Quote the whole listing word for word, please.

** Start Input records **

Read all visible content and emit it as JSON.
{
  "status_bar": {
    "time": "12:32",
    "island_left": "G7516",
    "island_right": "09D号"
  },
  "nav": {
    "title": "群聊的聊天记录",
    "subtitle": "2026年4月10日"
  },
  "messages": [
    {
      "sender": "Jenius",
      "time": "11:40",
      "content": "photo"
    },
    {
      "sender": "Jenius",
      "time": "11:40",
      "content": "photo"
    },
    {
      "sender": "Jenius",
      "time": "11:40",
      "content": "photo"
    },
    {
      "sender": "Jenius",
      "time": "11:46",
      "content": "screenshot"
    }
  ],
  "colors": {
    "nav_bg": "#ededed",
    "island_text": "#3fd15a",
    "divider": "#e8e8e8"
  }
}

** End Input records **

• _Final result_
Read all visible content and emit it as JSON.
{
  "status_bar": {
    "time": "12:32",
    "island_left": "G7516",
    "island_right": "09D号"
  },
  "nav": {
    "title": "群聊的聊天记录",
    "subtitle": "2026年4月10日"
  },
  "messages": [
    {
      "sender": "Jenius",
      "time": "11:40",
      "content": "photo"
    },
    {
      "sender": "Jenius",
      "time": "11:40",
      "content": "photo"
    },
    {
      "sender": "Jenius",
      "time": "11:40",
      "content": "photo"
    },
    {
      "sender": "Jenius",
      "time": "11:46",
      "content": "screenshot"
    }
  ],
  "colors": {
    "nav_bg": "#ededed",
    "island_text": "#3fd15a",
    "divider": "#e8e8e8"
  }
}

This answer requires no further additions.